WHAT IS NEEDED: Skip the images. Copy the records exactly as written.

↓

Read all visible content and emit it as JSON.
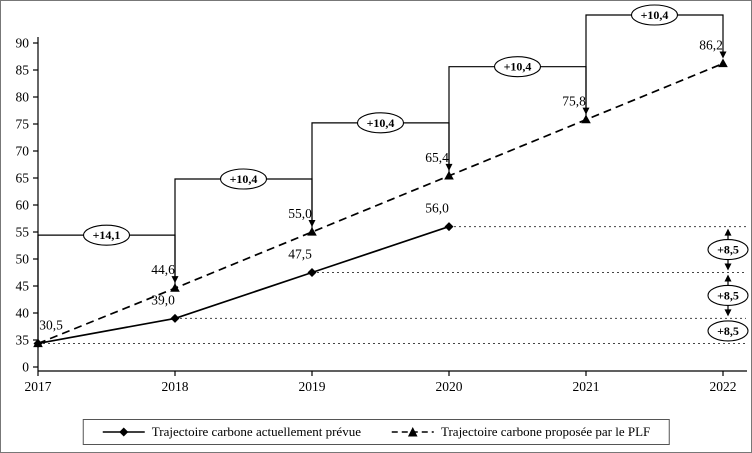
{
  "colors": {
    "line": "#000000",
    "background": "#ffffff"
  },
  "legend": {
    "series1": "Trajectoire carbone actuellement prévue",
    "series2": "Trajectoire carbone proposée par le PLF"
  },
  "chart_data": {
    "type": "line",
    "title": "",
    "xlabel": "",
    "ylabel": "",
    "x": [
      2017,
      2018,
      2019,
      2020,
      2021,
      2022
    ],
    "x_labels": [
      "2017",
      "2018",
      "2019",
      "2020",
      "2021",
      "2022"
    ],
    "y_ticks": [
      90,
      85,
      80,
      75,
      70,
      65,
      60,
      55,
      50,
      45,
      40,
      35,
      0
    ],
    "y_tick_labels": [
      "90",
      "85",
      "80",
      "75",
      "70",
      "65",
      "60",
      "55",
      "50",
      "45",
      "40",
      "35",
      "0"
    ],
    "grid": "off",
    "legend_position": "bottom",
    "series": [
      {
        "name": "Trajectoire carbone actuellement prévue",
        "style": "solid",
        "marker": "diamond",
        "points": [
          {
            "x": 2017,
            "y": 30.5,
            "label": "30,5"
          },
          {
            "x": 2018,
            "y": 39.0,
            "label": "39,0"
          },
          {
            "x": 2019,
            "y": 47.5,
            "label": "47,5"
          },
          {
            "x": 2020,
            "y": 56.0,
            "label": "56,0"
          }
        ]
      },
      {
        "name": "Trajectoire carbone proposée par le PLF",
        "style": "dashed",
        "marker": "triangle",
        "points": [
          {
            "x": 2017,
            "y": 30.5,
            "label": ""
          },
          {
            "x": 2018,
            "y": 44.6,
            "label": "44,6"
          },
          {
            "x": 2019,
            "y": 55.0,
            "label": "55,0"
          },
          {
            "x": 2020,
            "y": 65.4,
            "label": "65,4"
          },
          {
            "x": 2021,
            "y": 75.8,
            "label": "75,8"
          },
          {
            "x": 2022,
            "y": 86.2,
            "label": "86,2"
          }
        ]
      }
    ],
    "step_annotations": [
      {
        "from": 2017,
        "to": 2018,
        "label": "+14,1"
      },
      {
        "from": 2018,
        "to": 2019,
        "label": "+10,4"
      },
      {
        "from": 2019,
        "to": 2020,
        "label": "+10,4"
      },
      {
        "from": 2020,
        "to": 2021,
        "label": "+10,4"
      },
      {
        "from": 2021,
        "to": 2022,
        "label": "+10,4"
      }
    ],
    "increment_annotations": {
      "label": "+8,5",
      "levels": [
        30.5,
        39.0,
        47.5,
        56.0
      ]
    },
    "dotted_levels": [
      {
        "value": 30.5,
        "from": 2017
      },
      {
        "value": 39.0,
        "from": 2018
      },
      {
        "value": 47.5,
        "from": 2019
      },
      {
        "value": 56.0,
        "from": 2020
      }
    ]
  }
}
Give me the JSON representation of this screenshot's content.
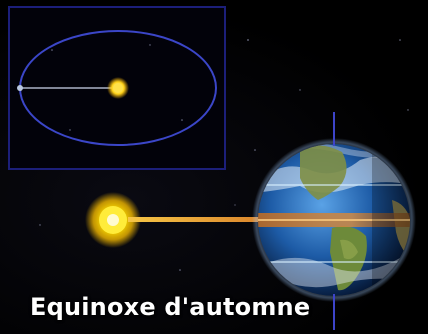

↑

RESULT:
Read all visible content and emit it as JSON.
{
  "colors": {
    "line": "#000000",
    "background": "#ffffff"
  },
  "legend": {
    "series1": "Trajectoire carbone actuellement prévue",
    "series2": "Trajectoire carbone proposée par le PLF"
  },
  "chart_data": {
    "type": "line",
    "title": "",
    "xlabel": "",
    "ylabel": "",
    "x": [
      2017,
      2018,
      2019,
      2020,
      2021,
      2022
    ],
    "x_labels": [
      "2017",
      "2018",
      "2019",
      "2020",
      "2021",
      "2022"
    ],
    "y_ticks": [
      90,
      85,
      80,
      75,
      70,
      65,
      60,
      55,
      50,
      45,
      40,
      35,
      0
    ],
    "y_tick_labels": [
      "90",
      "85",
      "80",
      "75",
      "70",
      "65",
      "60",
      "55",
      "50",
      "45",
      "40",
      "35",
      "0"
    ],
    "grid": "off",
    "legend_position": "bottom",
    "series": [
      {
        "name": "Trajectoire carbone actuellement prévue",
        "style": "solid",
        "marker": "diamond",
        "points": [
          {
            "x": 2017,
            "y": 30.5,
            "label": "30,5"
          },
          {
            "x": 2018,
            "y": 39.0,
            "label": "39,0"
          },
          {
            "x": 2019,
            "y": 47.5,
            "label": "47,5"
          },
          {
            "x": 2020,
            "y": 56.0,
            "label": "56,0"
          }
        ]
      },
      {
        "name": "Trajectoire carbone proposée par le PLF",
        "style": "dashed",
        "marker": "triangle",
        "points": [
          {
            "x": 2017,
            "y": 30.5,
            "label": ""
          },
          {
            "x": 2018,
            "y": 44.6,
            "label": "44,6"
          },
          {
            "x": 2019,
            "y": 55.0,
            "label": "55,0"
          },
          {
            "x": 2020,
            "y": 65.4,
            "label": "65,4"
          },
          {
            "x": 2021,
            "y": 75.8,
            "label": "75,8"
          },
          {
            "x": 2022,
            "y": 86.2,
            "label": "86,2"
          }
        ]
      }
    ],
    "step_annotations": [
      {
        "from": 2017,
        "to": 2018,
        "label": "+14,1"
      },
      {
        "from": 2018,
        "to": 2019,
        "label": "+10,4"
      },
      {
        "from": 2019,
        "to": 2020,
        "label": "+10,4"
      },
      {
        "from": 2020,
        "to": 2021,
        "label": "+10,4"
      },
      {
        "from": 2021,
        "to": 2022,
        "label": "+10,4"
      }
    ],
    "increment_annotations": {
      "label": "+8,5",
      "levels": [
        30.5,
        39.0,
        47.5,
        56.0
      ]
    },
    "dotted_levels": [
      {
        "value": 30.5,
        "from": 2017
      },
      {
        "value": 39.0,
        "from": 2018
      },
      {
        "value": 47.5,
        "from": 2019
      },
      {
        "value": 56.0,
        "from": 2020
      }
    ]
  }
}
Give me the JSON representation of this screenshot's content.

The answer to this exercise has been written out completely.